■ **Set task**
Look through the material below. Copy each line that contains the string "sampling".

Excerpt from a dataset:

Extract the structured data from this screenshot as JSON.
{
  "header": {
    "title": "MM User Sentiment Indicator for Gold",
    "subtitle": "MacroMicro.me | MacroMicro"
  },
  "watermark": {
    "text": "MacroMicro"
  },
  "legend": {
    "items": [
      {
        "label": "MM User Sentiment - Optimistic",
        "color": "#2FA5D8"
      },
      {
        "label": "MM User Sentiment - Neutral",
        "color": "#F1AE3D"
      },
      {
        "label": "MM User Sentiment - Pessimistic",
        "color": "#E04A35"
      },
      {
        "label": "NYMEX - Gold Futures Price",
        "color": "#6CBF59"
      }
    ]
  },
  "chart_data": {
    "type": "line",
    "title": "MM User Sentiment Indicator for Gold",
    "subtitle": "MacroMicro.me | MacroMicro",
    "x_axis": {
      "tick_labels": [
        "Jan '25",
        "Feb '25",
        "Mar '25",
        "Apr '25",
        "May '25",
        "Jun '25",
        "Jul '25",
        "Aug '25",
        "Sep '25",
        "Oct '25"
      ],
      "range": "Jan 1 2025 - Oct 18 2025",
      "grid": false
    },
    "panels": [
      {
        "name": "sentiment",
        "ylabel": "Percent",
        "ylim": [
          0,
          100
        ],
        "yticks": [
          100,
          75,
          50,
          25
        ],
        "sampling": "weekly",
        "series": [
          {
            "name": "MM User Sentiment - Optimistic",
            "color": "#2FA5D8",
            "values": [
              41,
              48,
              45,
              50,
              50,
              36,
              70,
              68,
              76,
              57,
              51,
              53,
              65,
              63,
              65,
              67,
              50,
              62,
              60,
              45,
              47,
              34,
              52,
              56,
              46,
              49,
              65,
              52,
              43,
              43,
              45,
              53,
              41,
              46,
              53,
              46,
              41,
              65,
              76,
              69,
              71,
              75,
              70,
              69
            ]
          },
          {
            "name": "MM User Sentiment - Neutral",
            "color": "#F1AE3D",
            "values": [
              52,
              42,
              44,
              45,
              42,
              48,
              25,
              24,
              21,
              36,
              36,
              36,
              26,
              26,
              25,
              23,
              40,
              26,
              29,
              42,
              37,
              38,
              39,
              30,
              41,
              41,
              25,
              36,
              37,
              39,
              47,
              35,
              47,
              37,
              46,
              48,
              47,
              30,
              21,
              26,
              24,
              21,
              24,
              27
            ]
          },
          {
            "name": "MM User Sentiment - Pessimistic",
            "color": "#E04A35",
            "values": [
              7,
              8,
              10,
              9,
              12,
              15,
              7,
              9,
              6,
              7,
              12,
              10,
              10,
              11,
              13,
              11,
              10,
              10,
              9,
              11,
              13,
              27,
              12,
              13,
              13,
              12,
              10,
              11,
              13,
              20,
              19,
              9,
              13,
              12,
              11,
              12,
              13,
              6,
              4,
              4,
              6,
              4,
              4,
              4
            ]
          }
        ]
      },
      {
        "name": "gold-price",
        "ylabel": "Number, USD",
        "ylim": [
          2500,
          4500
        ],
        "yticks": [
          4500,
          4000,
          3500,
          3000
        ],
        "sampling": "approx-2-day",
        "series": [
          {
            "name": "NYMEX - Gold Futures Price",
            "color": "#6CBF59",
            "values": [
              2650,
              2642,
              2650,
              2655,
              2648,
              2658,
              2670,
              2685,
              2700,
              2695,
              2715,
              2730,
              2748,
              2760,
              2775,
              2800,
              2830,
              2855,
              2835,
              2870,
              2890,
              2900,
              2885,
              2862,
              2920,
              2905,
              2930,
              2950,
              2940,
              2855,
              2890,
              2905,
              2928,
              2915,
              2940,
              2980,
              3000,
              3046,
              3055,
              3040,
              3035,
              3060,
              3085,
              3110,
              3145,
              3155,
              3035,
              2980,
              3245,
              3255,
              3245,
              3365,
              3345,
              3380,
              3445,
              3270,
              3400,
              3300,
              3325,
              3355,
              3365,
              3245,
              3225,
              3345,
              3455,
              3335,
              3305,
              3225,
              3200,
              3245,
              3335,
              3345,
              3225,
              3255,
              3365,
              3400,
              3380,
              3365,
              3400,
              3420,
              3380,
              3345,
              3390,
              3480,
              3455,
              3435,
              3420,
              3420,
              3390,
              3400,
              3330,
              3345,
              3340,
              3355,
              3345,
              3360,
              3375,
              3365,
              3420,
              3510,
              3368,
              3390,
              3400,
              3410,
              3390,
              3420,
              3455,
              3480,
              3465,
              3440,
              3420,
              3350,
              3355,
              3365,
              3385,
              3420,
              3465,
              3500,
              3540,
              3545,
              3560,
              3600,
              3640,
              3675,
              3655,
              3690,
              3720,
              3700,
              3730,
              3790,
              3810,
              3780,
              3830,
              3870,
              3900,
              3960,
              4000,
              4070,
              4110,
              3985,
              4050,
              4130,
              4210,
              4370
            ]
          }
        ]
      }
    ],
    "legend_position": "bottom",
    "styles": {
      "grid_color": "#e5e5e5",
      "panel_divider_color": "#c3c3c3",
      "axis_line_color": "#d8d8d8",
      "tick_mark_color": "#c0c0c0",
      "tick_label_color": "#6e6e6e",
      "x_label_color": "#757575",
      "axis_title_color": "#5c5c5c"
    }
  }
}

■ **Finished answer**
        "sampling": "weekly",
        "sampling": "approx-2-day",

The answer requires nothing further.